[Element location data]

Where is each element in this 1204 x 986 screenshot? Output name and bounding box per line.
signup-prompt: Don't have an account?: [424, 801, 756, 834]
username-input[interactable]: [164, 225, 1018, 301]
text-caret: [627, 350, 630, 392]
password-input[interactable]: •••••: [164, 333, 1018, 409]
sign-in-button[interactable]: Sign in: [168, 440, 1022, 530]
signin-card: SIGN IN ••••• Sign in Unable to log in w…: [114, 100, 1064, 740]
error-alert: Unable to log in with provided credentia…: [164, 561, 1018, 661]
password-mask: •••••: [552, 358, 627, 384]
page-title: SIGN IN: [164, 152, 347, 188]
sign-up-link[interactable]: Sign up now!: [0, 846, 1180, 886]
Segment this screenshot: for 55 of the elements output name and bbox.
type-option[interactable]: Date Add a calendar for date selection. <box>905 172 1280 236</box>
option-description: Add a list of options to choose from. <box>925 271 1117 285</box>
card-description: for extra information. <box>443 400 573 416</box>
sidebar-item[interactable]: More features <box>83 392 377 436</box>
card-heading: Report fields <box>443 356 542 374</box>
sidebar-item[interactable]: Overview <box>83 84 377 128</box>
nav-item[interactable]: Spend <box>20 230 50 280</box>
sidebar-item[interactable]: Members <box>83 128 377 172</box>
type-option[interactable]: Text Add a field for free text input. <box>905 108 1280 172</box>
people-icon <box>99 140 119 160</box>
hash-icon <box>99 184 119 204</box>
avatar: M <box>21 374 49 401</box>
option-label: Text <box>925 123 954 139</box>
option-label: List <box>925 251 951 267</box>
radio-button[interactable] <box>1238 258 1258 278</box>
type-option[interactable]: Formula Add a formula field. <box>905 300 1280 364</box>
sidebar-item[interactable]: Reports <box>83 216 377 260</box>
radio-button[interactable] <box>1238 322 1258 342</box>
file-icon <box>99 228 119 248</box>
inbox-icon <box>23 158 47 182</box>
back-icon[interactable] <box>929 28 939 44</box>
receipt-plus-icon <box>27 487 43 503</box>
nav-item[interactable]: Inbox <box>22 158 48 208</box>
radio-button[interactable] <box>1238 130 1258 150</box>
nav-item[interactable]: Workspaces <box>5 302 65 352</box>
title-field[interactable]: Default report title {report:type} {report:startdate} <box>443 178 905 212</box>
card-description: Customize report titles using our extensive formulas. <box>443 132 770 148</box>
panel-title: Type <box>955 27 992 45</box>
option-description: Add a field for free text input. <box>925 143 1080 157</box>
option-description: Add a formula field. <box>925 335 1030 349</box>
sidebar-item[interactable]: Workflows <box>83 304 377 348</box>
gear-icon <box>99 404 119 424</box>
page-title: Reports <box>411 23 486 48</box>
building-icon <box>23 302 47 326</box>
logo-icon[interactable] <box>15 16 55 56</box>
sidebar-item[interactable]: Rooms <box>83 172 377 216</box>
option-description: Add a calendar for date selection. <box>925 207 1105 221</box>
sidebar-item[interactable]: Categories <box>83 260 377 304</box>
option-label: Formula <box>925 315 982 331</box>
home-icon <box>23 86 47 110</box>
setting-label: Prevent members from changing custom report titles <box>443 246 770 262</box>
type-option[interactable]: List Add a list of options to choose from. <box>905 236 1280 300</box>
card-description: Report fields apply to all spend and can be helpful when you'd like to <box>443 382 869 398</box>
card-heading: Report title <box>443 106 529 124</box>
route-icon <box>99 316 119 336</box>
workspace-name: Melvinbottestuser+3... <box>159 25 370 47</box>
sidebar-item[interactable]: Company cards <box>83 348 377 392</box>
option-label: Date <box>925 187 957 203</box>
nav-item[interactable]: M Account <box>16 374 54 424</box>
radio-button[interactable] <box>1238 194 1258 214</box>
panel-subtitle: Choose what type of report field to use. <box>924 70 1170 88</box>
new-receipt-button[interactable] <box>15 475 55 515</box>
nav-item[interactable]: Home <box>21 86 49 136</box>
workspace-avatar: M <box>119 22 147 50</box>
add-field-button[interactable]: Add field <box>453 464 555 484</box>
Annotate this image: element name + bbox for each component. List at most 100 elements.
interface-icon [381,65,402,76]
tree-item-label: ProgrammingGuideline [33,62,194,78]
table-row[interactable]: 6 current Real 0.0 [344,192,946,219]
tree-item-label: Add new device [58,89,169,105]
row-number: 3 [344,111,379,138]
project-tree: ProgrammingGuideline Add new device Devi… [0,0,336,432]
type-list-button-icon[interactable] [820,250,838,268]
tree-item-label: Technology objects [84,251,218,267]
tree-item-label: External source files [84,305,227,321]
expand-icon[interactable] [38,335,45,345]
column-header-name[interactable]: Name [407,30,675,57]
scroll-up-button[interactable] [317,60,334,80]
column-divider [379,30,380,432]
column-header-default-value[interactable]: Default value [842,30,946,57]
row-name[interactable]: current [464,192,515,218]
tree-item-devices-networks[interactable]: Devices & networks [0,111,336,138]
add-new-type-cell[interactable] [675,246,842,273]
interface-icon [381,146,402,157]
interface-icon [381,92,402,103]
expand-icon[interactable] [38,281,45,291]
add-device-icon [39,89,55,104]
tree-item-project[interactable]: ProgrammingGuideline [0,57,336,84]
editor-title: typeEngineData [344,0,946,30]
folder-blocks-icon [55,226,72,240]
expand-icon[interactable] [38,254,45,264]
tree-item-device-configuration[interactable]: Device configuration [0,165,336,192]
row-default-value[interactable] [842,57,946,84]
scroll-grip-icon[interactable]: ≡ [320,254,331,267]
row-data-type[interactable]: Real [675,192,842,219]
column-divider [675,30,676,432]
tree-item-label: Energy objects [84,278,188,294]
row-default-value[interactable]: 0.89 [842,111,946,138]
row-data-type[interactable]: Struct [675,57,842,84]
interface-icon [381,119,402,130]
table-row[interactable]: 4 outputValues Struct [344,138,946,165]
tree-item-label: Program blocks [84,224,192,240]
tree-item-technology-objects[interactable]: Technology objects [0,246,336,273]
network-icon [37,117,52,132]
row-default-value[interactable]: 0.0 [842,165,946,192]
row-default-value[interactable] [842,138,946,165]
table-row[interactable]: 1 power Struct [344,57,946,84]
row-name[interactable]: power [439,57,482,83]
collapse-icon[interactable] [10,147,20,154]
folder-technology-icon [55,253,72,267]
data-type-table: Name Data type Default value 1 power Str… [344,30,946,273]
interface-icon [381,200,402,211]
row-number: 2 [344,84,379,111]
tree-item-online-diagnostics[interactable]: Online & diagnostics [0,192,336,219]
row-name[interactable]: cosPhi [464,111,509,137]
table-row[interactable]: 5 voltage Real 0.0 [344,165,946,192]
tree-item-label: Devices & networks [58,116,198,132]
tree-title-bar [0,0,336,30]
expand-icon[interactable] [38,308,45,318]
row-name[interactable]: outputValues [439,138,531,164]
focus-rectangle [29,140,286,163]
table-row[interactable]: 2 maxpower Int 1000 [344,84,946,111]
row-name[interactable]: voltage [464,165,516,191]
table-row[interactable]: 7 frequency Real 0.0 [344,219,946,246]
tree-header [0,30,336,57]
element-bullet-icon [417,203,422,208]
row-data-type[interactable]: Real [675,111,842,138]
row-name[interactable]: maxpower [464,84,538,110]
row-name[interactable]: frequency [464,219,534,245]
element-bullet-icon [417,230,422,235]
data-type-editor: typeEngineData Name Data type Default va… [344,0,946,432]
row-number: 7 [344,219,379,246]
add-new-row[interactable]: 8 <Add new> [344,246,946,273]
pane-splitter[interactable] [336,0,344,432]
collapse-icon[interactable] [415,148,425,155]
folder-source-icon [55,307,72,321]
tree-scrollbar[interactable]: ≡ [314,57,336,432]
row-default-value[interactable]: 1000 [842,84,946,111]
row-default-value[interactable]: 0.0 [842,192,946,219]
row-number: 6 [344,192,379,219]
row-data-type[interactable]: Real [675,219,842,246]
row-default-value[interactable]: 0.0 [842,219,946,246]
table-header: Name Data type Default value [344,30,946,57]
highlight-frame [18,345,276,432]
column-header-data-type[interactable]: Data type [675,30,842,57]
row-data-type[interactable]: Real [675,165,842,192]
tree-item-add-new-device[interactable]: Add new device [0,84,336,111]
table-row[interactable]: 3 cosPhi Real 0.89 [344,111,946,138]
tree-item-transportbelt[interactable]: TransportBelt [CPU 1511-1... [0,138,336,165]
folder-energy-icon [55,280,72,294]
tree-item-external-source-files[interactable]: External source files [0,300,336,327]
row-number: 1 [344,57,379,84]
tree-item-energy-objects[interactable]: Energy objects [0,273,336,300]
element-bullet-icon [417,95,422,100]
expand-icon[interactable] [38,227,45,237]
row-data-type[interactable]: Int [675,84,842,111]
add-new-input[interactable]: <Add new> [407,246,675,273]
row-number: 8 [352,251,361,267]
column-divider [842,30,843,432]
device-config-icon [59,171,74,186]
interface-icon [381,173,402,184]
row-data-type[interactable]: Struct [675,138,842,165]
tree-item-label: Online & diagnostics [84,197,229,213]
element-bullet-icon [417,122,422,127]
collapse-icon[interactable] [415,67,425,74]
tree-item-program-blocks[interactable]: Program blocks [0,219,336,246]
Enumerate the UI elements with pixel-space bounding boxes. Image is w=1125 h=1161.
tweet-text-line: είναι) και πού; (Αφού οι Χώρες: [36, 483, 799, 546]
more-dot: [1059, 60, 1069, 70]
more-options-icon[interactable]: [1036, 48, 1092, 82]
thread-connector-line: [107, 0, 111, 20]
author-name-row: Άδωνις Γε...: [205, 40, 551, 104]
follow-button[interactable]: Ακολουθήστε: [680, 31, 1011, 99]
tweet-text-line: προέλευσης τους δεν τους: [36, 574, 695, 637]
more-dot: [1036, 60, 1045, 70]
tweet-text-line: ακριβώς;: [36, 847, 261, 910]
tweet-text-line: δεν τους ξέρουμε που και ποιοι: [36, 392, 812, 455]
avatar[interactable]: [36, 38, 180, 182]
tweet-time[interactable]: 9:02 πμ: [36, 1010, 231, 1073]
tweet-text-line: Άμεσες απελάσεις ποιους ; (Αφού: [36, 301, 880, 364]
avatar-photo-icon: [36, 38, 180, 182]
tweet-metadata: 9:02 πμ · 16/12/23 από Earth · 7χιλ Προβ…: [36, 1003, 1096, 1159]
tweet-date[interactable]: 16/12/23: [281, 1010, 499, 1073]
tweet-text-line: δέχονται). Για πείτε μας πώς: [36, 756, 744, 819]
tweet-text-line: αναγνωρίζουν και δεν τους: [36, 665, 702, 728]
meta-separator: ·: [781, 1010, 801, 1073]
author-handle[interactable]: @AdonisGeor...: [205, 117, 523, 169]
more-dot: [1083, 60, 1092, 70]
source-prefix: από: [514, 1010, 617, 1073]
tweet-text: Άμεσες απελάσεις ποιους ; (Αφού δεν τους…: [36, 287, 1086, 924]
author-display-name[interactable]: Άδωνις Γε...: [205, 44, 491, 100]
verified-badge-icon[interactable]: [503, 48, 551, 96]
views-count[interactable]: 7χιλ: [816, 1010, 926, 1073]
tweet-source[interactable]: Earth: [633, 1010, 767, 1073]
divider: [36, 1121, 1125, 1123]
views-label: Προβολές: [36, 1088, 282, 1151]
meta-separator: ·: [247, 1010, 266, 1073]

PROBLEM DESCRIPTION:
Count how many lines of the items contain the string "expand", and give only that number.

SOLUTION TO THIS EXERCISE:
5